◆ BRIEF ◆
Write down every entry below once more, exactly.

◆ RECORD LIST ◆

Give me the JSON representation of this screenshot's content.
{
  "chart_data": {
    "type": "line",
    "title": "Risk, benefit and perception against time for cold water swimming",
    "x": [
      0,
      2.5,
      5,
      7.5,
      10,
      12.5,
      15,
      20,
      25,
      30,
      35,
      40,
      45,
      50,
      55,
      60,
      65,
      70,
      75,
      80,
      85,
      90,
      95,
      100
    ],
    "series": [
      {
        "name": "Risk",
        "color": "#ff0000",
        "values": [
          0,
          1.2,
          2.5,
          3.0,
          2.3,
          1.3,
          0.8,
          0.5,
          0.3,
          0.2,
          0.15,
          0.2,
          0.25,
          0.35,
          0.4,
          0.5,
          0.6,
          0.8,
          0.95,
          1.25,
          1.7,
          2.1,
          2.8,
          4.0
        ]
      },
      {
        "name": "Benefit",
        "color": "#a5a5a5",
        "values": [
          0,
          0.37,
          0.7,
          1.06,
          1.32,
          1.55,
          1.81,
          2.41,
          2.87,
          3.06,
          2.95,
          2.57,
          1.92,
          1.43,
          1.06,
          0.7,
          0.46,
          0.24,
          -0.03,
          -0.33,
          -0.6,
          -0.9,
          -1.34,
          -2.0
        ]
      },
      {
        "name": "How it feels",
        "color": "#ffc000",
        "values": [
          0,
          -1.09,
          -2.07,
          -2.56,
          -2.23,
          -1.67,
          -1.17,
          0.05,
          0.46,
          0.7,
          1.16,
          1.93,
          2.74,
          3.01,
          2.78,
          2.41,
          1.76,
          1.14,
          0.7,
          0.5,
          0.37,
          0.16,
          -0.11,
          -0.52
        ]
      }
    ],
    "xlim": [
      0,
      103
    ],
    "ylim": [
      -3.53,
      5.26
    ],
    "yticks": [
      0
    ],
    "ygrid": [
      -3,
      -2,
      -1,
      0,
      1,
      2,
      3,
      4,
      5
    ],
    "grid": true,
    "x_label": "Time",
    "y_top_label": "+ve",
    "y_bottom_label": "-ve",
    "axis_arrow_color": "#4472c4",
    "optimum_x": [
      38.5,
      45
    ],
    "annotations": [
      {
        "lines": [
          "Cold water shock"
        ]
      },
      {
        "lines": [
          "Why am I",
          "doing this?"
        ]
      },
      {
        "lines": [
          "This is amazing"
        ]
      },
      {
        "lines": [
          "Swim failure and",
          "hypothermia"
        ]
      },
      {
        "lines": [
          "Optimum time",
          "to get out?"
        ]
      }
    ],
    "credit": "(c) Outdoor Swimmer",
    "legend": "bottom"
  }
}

◆ SOLUTION FOR THIS TASK ◆
Give me the JSON representation of this screenshot's content.
{
  "chart_data": {
    "type": "line",
    "title": "Risk, benefit and perception against time for cold water swimming",
    "x": [
      0,
      2.5,
      5,
      7.5,
      10,
      12.5,
      15,
      20,
      25,
      30,
      35,
      40,
      45,
      50,
      55,
      60,
      65,
      70,
      75,
      80,
      85,
      90,
      95,
      100
    ],
    "series": [
      {
        "name": "Risk",
        "color": "#ff0000",
        "values": [
          0,
          1.2,
          2.5,
          3.0,
          2.3,
          1.3,
          0.8,
          0.5,
          0.3,
          0.2,
          0.15,
          0.2,
          0.25,
          0.35,
          0.4,
          0.5,
          0.6,
          0.8,
          0.95,
          1.25,
          1.7,
          2.1,
          2.8,
          4.0
        ]
      },
      {
        "name": "Benefit",
        "color": "#a5a5a5",
        "values": [
          0,
          0.37,
          0.7,
          1.06,
          1.32,
          1.55,
          1.81,
          2.41,
          2.87,
          3.06,
          2.95,
          2.57,
          1.92,
          1.43,
          1.06,
          0.7,
          0.46,
          0.24,
          -0.03,
          -0.33,
          -0.6,
          -0.9,
          -1.34,
          -2.0
        ]
      },
      {
        "name": "How it feels",
        "color": "#ffc000",
        "values": [
          0,
          -1.09,
          -2.07,
          -2.56,
          -2.23,
          -1.67,
          -1.17,
          0.05,
          0.46,
          0.7,
          1.16,
          1.93,
          2.74,
          3.01,
          2.78,
          2.41,
          1.76,
          1.14,
          0.7,
          0.5,
          0.37,
          0.16,
          -0.11,
          -0.52
        ]
      }
    ],
    "xlim": [
      0,
      103
    ],
    "ylim": [
      -3.53,
      5.26
    ],
    "yticks": [
      0
    ],
    "ygrid": [
      -3,
      -2,
      -1,
      0,
      1,
      2,
      3,
      4,
      5
    ],
    "grid": true,
    "x_label": "Time",
    "y_top_label": "+ve",
    "y_bottom_label": "-ve",
    "axis_arrow_color": "#4472c4",
    "optimum_x": [
      38.5,
      45
    ],
    "annotations": [
      {
        "lines": [
          "Cold water shock"
        ]
      },
      {
        "lines": [
          "Why am I",
          "doing this?"
        ]
      },
      {
        "lines": [
          "This is amazing"
        ]
      },
      {
        "lines": [
          "Swim failure and",
          "hypothermia"
        ]
      },
      {
        "lines": [
          "Optimum time",
          "to get out?"
        ]
      }
    ],
    "credit": "(c) Outdoor Swimmer",
    "legend": "bottom"
  }
}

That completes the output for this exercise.